Provided data —
= = = = =
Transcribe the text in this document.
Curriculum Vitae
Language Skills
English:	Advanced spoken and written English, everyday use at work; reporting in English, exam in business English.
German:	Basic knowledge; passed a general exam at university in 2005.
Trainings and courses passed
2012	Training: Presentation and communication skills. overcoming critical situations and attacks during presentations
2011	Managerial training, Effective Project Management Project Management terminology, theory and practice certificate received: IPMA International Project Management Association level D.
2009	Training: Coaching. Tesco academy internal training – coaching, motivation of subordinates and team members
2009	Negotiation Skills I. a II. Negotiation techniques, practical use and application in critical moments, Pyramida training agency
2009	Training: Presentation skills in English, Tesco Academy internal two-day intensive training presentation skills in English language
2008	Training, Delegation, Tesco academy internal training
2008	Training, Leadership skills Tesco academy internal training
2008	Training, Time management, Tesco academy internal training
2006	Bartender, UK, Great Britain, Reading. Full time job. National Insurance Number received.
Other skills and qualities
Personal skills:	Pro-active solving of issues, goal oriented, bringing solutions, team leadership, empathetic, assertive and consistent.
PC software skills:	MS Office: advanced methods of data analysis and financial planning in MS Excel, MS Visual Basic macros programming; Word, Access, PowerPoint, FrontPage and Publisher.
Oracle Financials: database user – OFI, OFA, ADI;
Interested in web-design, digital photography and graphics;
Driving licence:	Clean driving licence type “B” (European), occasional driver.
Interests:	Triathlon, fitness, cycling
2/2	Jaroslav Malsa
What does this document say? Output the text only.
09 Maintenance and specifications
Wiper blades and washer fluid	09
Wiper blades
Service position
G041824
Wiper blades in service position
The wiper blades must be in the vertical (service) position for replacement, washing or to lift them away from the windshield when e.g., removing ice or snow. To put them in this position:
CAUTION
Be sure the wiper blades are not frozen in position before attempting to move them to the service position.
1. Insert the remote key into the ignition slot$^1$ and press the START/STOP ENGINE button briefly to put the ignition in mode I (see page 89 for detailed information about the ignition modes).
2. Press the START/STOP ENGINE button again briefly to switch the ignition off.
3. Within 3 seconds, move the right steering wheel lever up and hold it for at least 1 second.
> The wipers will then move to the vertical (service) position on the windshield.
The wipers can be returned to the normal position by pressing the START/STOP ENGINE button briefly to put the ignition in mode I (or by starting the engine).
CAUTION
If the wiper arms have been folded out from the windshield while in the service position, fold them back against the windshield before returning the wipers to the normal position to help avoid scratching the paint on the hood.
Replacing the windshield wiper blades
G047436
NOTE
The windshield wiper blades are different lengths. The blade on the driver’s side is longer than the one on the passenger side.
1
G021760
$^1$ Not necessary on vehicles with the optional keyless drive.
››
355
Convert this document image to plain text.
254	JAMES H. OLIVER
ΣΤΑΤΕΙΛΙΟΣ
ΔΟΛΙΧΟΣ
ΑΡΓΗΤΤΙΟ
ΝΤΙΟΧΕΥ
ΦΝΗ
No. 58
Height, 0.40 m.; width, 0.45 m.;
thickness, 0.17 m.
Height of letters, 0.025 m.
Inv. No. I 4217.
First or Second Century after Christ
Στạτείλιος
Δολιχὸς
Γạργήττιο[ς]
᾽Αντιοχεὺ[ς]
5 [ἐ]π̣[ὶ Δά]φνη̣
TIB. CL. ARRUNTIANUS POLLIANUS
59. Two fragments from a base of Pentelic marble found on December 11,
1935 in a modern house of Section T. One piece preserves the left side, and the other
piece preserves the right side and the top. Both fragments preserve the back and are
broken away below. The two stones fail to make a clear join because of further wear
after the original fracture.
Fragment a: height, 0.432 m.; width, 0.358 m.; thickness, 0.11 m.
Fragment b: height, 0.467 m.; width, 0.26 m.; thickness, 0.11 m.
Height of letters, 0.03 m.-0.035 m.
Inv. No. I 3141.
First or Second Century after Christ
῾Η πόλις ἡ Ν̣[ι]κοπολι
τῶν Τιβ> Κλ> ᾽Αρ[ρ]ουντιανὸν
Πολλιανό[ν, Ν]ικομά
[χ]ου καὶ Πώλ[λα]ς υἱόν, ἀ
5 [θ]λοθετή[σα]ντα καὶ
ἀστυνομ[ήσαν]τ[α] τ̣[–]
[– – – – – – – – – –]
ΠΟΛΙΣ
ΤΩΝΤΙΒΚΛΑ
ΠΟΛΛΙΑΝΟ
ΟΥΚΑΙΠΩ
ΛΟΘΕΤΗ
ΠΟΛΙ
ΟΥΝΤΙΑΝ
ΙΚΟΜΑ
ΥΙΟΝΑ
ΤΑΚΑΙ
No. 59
= = = = =
Pull out every line of the records that includes the string "vertical".

The wiper blades must be in the vertical (service) position for replacement, washing or to lift them away from the windshield when e.g., removing ice or snow. To put them in this position:
> The wipers will then move to the vertical (service) position on the windshield.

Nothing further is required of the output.